● **What to produce**: Check each line of the listing for the word "Ingolstadt" and report how many lines contain it, giving nothing but the number.

● **The data**:
----------------
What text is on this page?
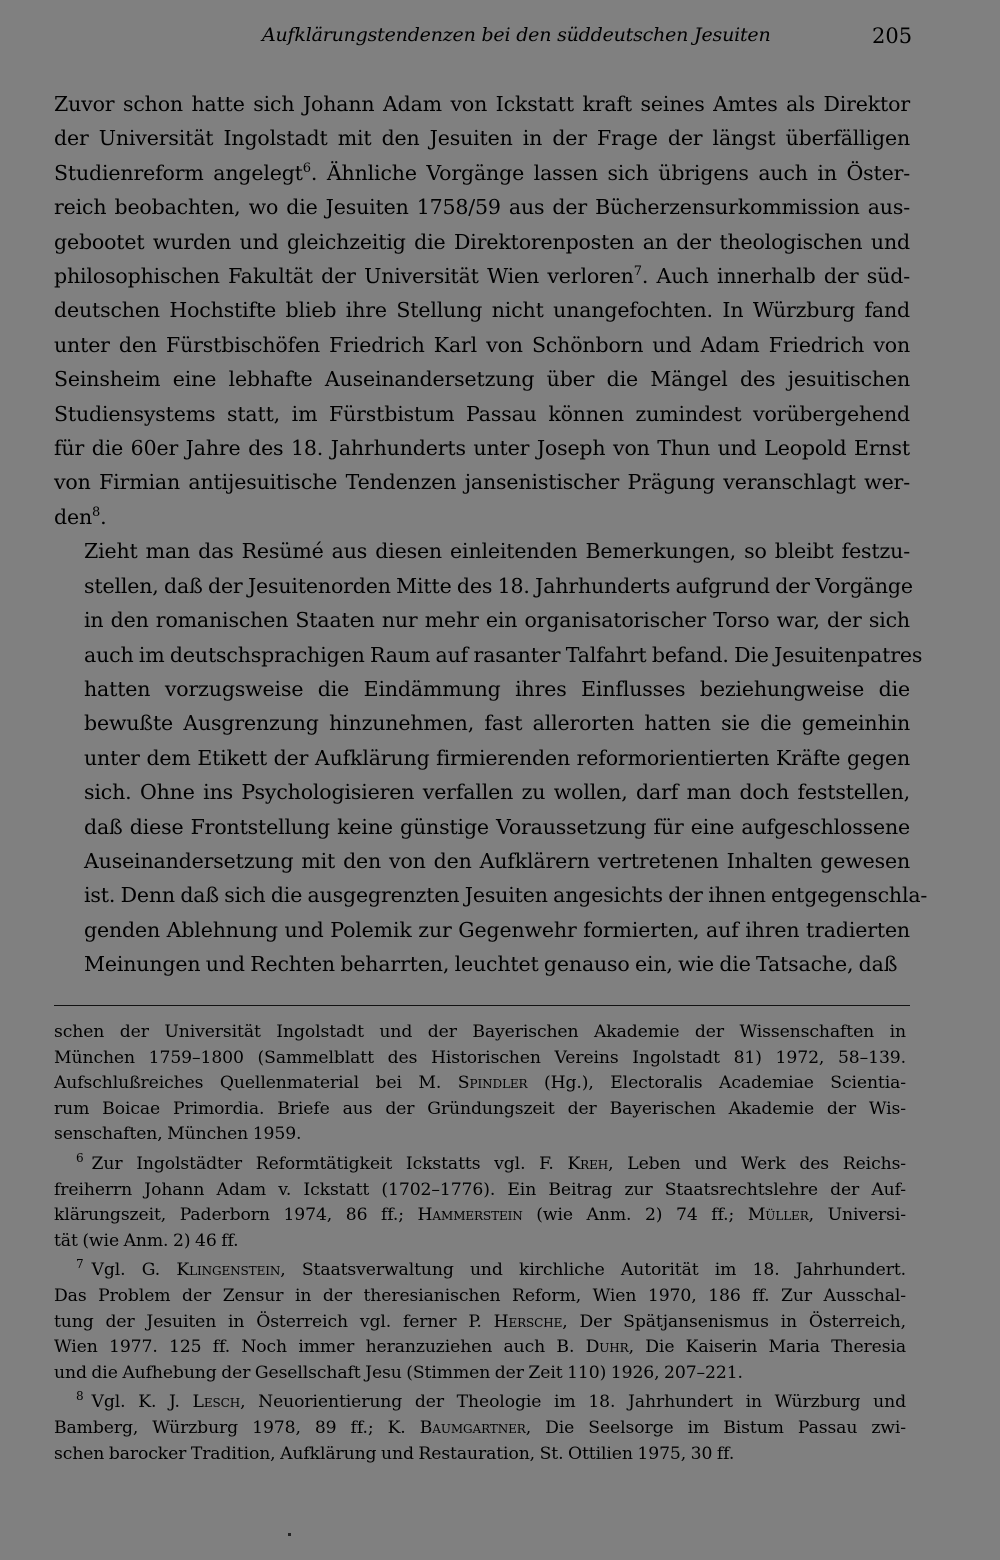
Aufklärungstendenzen bei den süddeutschen Jesuiten	205

Zuvor schon hatte sich Johann Adam von Ickstatt kraft seines Amtes als Direktor
der Universität Ingolstadt mit den Jesuiten in der Frage der längst überfälligen
Studienreform angelegt$^6$. Ähnliche Vorgänge lassen sich übrigens auch in Öster-
reich beobachten, wo die Jesuiten 1758/59 aus der Bücherzensurkommission aus-
gebootet wurden und gleichzeitig die Direktorenposten an der theologischen und
philosophischen Fakultät der Universität Wien verloren$^7$. Auch innerhalb der süd-
deutschen Hochstifte blieb ihre Stellung nicht unangefochten. In Würzburg fand
unter den Fürstbischöfen Friedrich Karl von Schönborn und Adam Friedrich von
Seinsheim eine lebhafte Auseinandersetzung über die Mängel des jesuitischen
Studiensystems statt, im Fürstbistum Passau können zumindest vorübergehend
für die 60er Jahre des 18. Jahrhunderts unter Joseph von Thun und Leopold Ernst
von Firmian antijesuitische Tendenzen jansenistischer Prägung veranschlagt wer-
den$^8$.

Zieht man das Resümé aus diesen einleitenden Bemerkungen, so bleibt festzu-
stellen, daß der Jesuitenorden Mitte des 18. Jahrhunderts aufgrund der Vorgänge
in den romanischen Staaten nur mehr ein organisatorischer Torso war, der sich
auch im deutschsprachigen Raum auf rasanter Talfahrt befand. Die Jesuitenpatres
hatten vorzugsweise die Eindämmung ihres Einflusses beziehungweise die
bewußte Ausgrenzung hinzunehmen, fast allerorten hatten sie die gemeinhin
unter dem Etikett der Aufklärung firmierenden reformorientierten Kräfte gegen
sich. Ohne ins Psychologisieren verfallen zu wollen, darf man doch feststellen,
daß diese Frontstellung keine günstige Voraussetzung für eine aufgeschlossene
Auseinandersetzung mit den von den Aufklärern vertretenen Inhalten gewesen
ist. Denn daß sich die ausgegrenzten Jesuiten angesichts der ihnen entgegenschla-
genden Ablehnung und Polemik zur Gegenwehr formierten, auf ihren tradierten
Meinungen und Rechten beharrten, leuchtet genauso ein, wie die Tatsache, daß

schen der Universität Ingolstadt und der Bayerischen Akademie der Wissenschaften in
München 1759–1800 (Sammelblatt des Historischen Vereins Ingolstadt 81) 1972, 58–139.
Aufschlußreiches Quellenmaterial bei M. Spindler (Hg.), Electoralis Academiae Scientia-
rum Boicae Primordia. Briefe aus der Gründungszeit der Bayerischen Akademie der Wis-
senschaften, München 1959.
$^6$ Zur Ingolstädter Reformtätigkeit Ickstatts vgl. F. Kreh, Leben und Werk des Reichs-
freiherrn Johann Adam v. Ickstatt (1702–1776). Ein Beitrag zur Staatsrechtslehre der Auf-
klärungszeit, Paderborn 1974, 86 ff.; Hammerstein (wie Anm. 2) 74 ff.; Müller, Universi-
tät (wie Anm. 2) 46 ff.
$^7$ Vgl. G. Klingenstein, Staatsverwaltung und kirchliche Autorität im 18. Jahrhundert.
Das Problem der Zensur in der theresianischen Reform, Wien 1970, 186 ff. Zur Ausschal-
tung der Jesuiten in Österreich vgl. ferner P. Hersche, Der Spätjansenismus in Österreich,
Wien 1977. 125 ff. Noch immer heranzuziehen auch B. Duhr, Die Kaiserin Maria Theresia
und die Aufhebung der Gesellschaft Jesu (Stimmen der Zeit 110) 1926, 207–221.
$^8$ Vgl. K. J. Lesch, Neuorientierung der Theologie im 18. Jahrhundert in Würzburg und
Bamberg, Würzburg 1978, 89 ff.; K. Baumgartner, Die Seelsorge im Bistum Passau zwi-
schen barocker Tradition, Aufklärung und Restauration, St. Ottilien 1975, 30 ff.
----------------
● **The output**: 3